───── DATA PROVIDED ─────

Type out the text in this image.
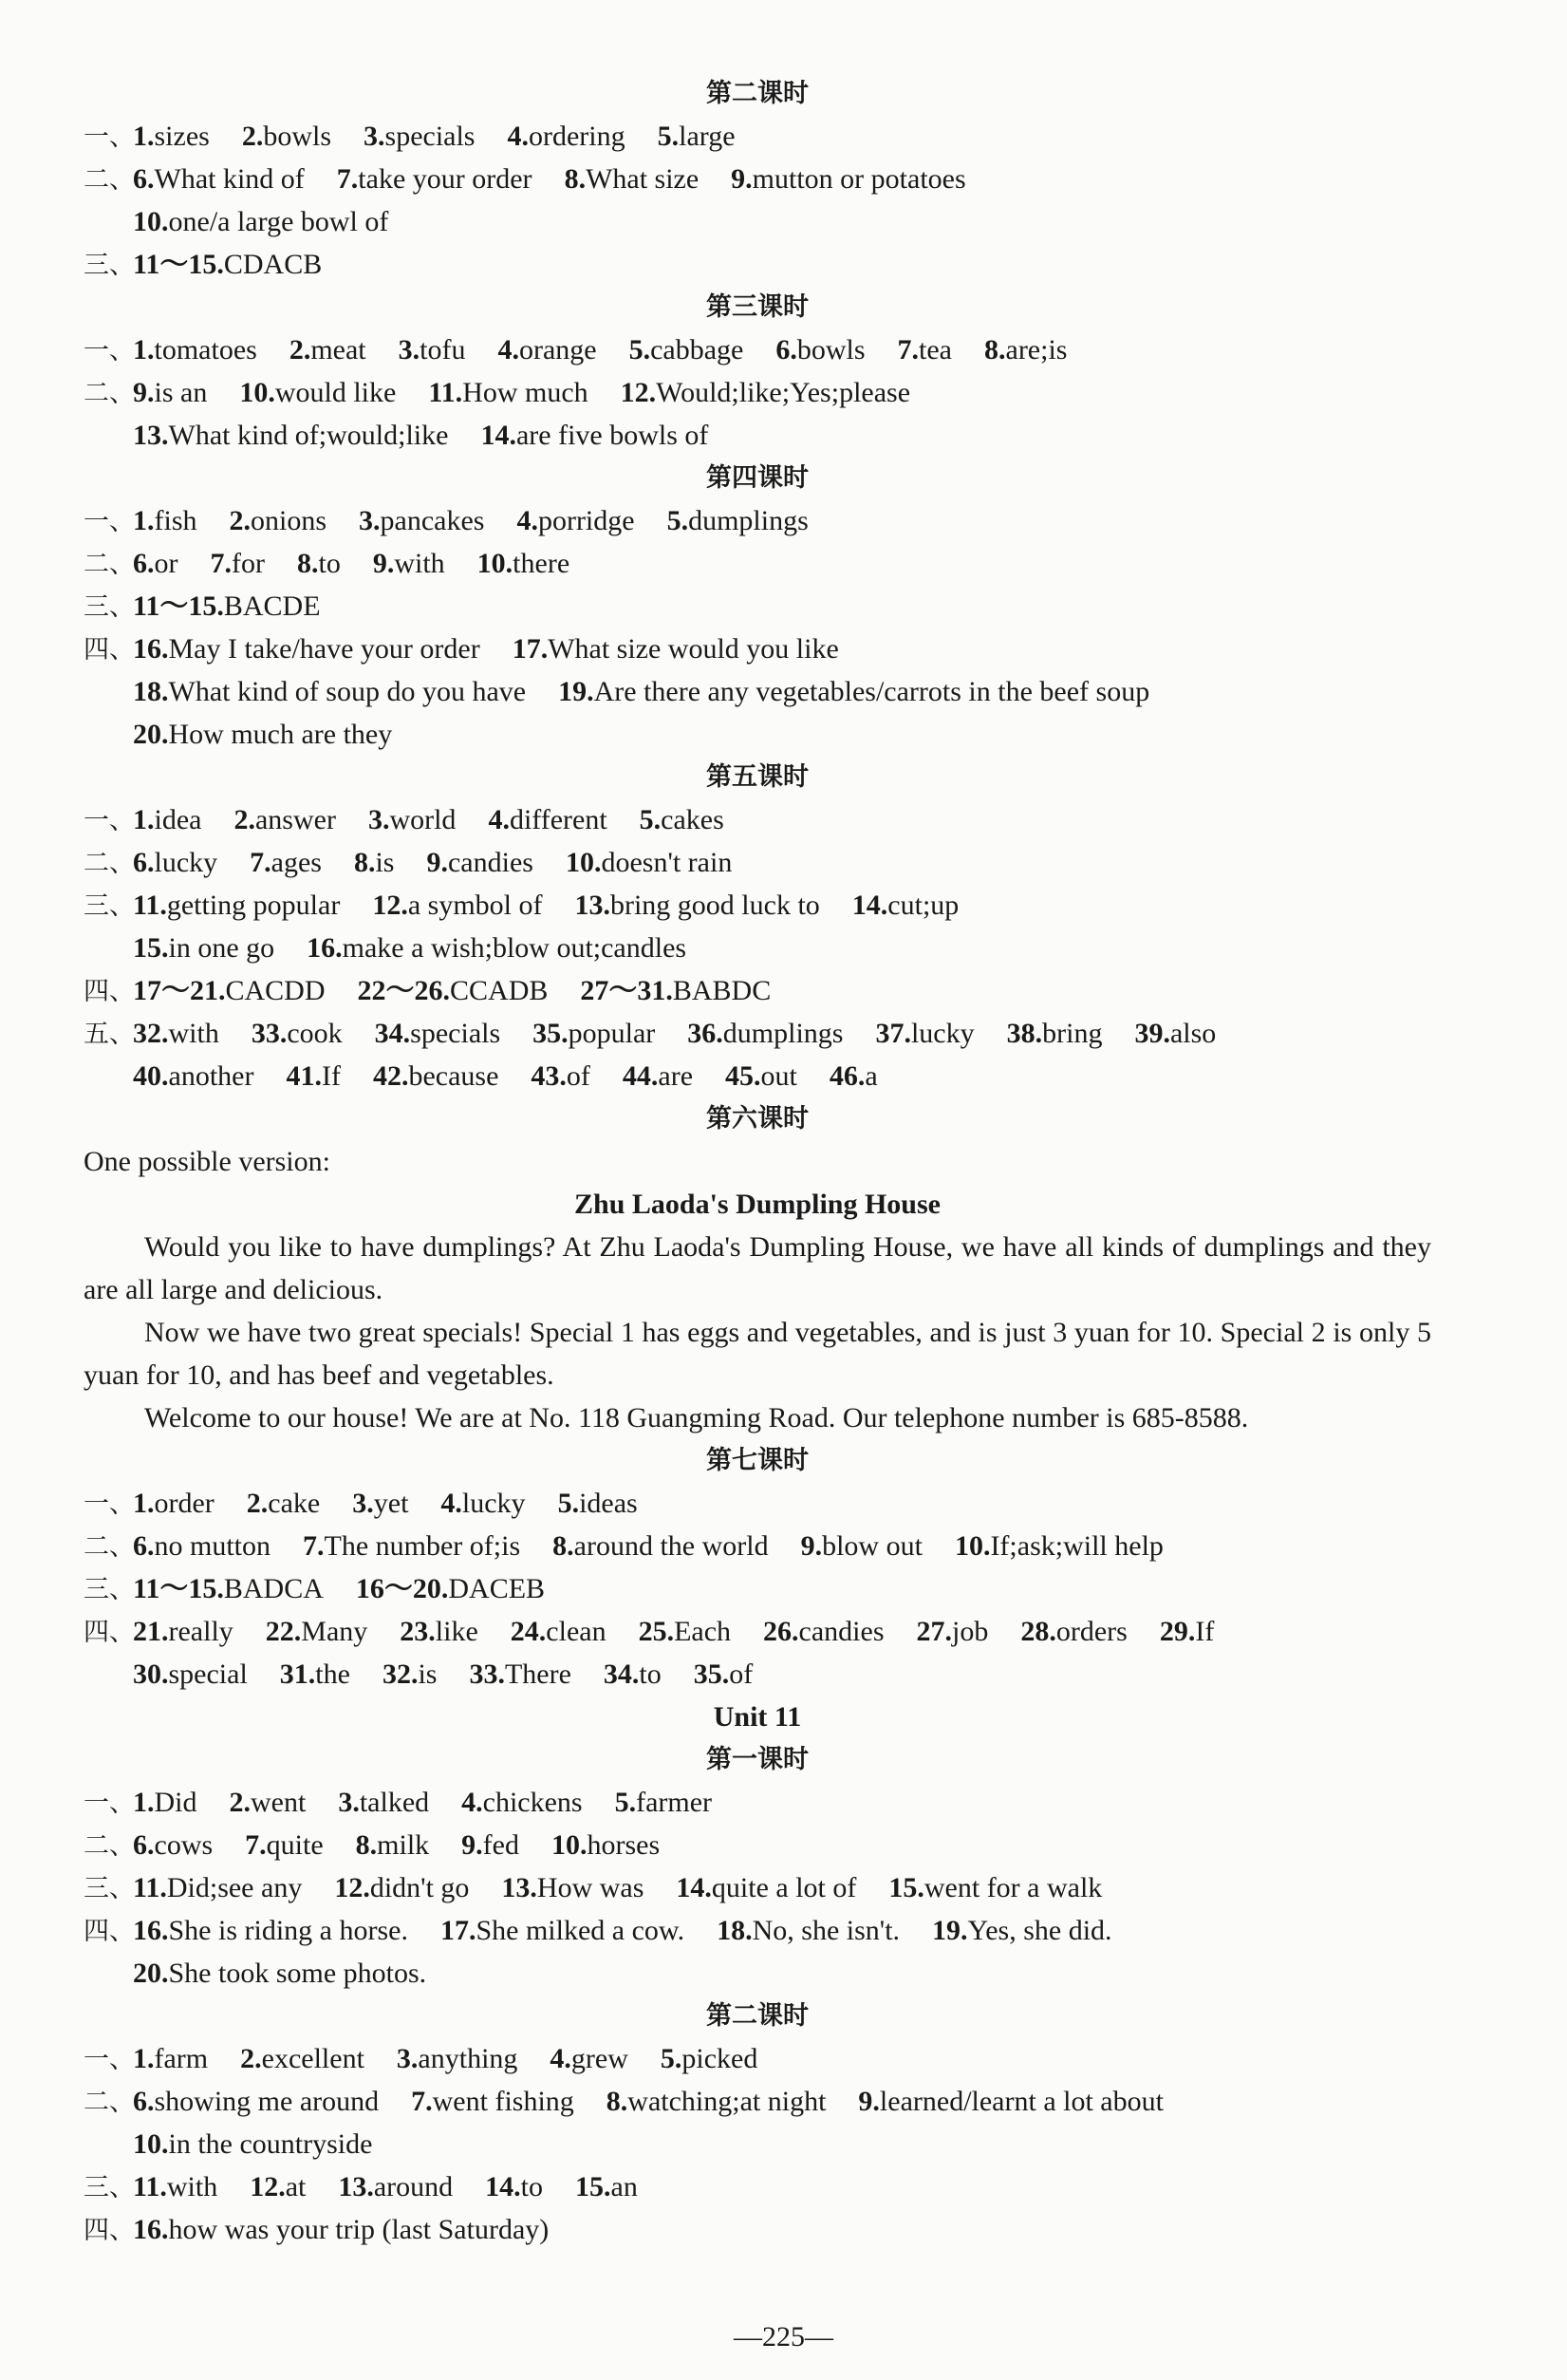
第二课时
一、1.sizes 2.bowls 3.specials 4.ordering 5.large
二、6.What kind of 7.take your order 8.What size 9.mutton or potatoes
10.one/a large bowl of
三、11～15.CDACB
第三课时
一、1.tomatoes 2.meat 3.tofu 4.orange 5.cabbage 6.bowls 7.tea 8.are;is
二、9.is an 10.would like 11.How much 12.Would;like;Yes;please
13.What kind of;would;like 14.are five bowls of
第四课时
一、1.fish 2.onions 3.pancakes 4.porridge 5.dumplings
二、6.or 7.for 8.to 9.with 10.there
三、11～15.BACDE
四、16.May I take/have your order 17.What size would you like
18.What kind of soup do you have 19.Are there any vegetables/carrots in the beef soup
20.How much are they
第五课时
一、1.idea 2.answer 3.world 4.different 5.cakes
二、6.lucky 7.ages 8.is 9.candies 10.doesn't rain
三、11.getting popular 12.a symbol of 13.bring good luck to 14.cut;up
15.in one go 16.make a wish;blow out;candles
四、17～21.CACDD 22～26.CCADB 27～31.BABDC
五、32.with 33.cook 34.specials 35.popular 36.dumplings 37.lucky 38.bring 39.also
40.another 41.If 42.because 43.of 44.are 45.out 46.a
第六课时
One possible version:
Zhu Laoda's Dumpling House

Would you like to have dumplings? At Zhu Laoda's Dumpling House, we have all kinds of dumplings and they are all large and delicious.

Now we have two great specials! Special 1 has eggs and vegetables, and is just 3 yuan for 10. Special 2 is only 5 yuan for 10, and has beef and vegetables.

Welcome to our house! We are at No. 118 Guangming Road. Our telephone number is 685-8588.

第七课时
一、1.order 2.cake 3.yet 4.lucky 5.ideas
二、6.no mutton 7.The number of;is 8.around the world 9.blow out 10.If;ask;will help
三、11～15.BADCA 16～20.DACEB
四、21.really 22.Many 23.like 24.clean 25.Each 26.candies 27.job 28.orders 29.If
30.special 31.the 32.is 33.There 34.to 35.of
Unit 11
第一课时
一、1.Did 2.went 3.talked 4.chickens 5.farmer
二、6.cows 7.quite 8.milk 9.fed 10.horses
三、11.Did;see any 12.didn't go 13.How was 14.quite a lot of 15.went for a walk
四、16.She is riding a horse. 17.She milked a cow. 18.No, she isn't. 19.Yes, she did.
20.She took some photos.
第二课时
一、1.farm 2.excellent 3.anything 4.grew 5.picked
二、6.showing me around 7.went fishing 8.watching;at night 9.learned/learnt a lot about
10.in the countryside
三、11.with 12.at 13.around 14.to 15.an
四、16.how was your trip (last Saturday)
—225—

─────

◆ EXERCISE AIM
Copy out each line in the listing that has the word "your".

◆ THE OUTPUT
二、6.What kind of 7.take your order 8.What size 9.mutton or potatoes
四、16.May I take/have your order 17.What size would you like
四、16.how was your trip (last Saturday)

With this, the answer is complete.